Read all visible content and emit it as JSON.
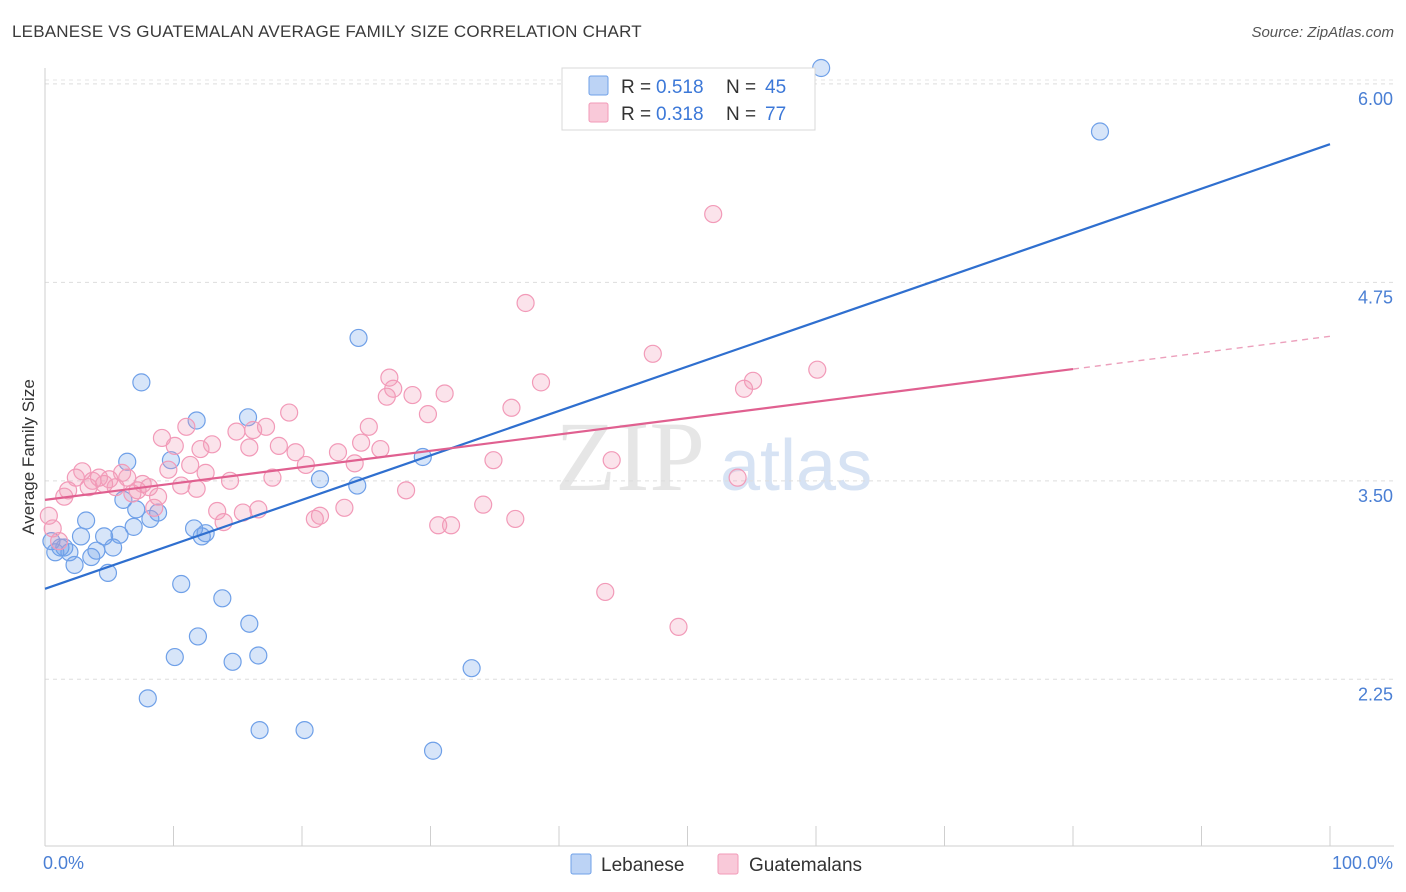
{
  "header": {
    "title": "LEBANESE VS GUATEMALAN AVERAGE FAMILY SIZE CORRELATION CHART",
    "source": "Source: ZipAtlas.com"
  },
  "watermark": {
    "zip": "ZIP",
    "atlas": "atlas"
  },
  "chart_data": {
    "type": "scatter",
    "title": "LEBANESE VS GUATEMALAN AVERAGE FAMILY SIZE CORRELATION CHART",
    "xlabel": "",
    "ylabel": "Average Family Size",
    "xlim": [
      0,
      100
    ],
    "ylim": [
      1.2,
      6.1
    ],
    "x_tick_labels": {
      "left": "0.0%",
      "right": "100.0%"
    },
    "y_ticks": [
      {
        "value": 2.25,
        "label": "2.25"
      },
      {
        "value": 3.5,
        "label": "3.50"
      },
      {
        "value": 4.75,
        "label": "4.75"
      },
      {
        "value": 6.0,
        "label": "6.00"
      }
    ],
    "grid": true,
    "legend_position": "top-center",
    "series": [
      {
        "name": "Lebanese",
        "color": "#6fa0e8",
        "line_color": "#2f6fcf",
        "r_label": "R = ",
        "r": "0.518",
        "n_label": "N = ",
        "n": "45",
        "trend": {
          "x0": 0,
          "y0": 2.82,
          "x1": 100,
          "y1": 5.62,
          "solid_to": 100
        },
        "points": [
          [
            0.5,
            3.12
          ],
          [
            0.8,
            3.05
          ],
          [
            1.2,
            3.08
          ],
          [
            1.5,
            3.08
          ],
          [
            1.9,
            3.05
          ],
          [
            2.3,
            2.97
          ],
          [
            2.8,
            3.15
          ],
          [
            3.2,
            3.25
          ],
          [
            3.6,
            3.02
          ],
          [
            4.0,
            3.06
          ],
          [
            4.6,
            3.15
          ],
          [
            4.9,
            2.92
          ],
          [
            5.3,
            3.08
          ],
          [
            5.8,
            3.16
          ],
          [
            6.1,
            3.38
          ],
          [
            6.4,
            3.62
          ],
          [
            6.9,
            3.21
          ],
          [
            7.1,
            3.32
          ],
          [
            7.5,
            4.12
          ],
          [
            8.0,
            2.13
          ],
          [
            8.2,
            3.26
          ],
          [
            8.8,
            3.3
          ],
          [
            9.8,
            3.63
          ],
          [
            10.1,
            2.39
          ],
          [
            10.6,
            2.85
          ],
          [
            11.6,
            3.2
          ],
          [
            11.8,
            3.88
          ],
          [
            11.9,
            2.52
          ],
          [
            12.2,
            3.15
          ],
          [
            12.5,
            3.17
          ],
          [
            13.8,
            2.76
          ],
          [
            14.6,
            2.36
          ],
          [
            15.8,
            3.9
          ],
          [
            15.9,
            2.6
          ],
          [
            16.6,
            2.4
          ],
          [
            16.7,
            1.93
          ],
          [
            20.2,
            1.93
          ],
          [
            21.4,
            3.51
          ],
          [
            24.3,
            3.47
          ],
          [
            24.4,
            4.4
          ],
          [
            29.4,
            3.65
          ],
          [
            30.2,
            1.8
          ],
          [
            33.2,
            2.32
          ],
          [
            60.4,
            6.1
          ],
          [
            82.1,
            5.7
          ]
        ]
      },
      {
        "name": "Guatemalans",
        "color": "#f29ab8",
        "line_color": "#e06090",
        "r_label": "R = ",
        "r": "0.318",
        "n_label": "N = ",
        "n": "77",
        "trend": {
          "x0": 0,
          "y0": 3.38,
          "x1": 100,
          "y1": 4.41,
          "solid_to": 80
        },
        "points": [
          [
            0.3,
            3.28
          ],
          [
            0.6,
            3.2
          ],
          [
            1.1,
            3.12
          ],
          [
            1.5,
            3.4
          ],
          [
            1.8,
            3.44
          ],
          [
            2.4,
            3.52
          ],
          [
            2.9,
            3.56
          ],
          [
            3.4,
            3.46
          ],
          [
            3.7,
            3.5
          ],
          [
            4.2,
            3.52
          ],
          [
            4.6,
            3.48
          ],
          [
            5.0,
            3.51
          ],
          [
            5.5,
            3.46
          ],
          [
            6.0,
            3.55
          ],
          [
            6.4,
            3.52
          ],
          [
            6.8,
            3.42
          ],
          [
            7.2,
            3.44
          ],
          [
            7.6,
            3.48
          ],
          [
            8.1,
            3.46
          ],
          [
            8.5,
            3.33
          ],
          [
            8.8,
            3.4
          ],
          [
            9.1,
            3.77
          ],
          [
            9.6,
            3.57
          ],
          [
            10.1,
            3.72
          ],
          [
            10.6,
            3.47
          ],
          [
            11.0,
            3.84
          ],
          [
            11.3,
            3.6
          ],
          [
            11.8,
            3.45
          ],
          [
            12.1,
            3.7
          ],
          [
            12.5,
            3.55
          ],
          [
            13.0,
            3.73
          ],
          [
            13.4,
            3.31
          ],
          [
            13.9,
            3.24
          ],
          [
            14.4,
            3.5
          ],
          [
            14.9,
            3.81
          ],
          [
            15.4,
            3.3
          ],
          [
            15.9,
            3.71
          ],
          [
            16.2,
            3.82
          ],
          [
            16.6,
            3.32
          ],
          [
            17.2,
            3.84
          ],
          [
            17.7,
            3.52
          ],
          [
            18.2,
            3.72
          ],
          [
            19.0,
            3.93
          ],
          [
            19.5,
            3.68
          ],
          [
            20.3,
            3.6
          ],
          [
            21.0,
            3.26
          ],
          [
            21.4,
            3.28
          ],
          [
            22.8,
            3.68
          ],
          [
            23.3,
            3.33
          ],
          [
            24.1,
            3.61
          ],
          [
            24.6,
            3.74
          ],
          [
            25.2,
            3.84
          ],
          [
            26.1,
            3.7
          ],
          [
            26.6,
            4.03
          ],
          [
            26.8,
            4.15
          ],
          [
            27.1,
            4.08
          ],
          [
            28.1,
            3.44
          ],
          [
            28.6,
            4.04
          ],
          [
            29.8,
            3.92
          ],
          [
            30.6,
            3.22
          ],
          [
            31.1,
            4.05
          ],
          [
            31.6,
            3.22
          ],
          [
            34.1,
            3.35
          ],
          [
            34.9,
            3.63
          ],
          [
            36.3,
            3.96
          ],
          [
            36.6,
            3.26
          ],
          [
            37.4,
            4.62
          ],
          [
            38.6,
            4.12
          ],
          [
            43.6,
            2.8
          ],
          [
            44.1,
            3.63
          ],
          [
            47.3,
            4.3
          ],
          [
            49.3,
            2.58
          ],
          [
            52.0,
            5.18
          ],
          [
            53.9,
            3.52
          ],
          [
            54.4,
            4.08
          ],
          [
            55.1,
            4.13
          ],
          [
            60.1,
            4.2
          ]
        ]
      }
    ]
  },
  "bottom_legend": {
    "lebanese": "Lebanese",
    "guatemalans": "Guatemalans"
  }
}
--
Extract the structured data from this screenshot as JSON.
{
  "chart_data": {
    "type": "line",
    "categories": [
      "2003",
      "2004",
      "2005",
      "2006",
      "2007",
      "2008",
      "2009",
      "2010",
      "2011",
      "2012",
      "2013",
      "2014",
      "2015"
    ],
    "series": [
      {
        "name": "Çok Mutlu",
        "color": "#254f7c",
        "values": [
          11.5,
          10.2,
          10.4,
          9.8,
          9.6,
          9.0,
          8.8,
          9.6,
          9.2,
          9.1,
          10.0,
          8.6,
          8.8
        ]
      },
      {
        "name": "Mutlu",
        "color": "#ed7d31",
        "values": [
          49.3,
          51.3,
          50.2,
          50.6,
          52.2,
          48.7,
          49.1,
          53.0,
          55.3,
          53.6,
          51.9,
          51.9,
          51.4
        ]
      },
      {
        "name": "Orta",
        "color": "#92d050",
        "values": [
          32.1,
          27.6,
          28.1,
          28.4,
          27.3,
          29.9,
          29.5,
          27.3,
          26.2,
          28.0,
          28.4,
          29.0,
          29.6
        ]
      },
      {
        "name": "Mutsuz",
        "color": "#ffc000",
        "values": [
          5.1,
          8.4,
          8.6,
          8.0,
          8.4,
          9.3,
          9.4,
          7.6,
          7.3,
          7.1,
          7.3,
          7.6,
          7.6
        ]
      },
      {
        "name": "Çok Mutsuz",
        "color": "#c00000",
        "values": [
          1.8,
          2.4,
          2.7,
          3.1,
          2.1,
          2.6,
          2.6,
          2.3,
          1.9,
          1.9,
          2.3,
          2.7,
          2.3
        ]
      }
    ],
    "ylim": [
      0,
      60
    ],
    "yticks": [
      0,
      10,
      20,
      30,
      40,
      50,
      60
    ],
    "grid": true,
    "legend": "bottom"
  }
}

== Stated problem ==
Copy whichever lines in the listing above contain the word "name".

== Correct output ==
        "name": "Lebanese",
        "name": "Guatemalans",
        "name": "Çok Mutlu",
        "name": "Mutlu",
        "name": "Orta",
        "name": "Mutsuz",
        "name": "Çok Mutsuz",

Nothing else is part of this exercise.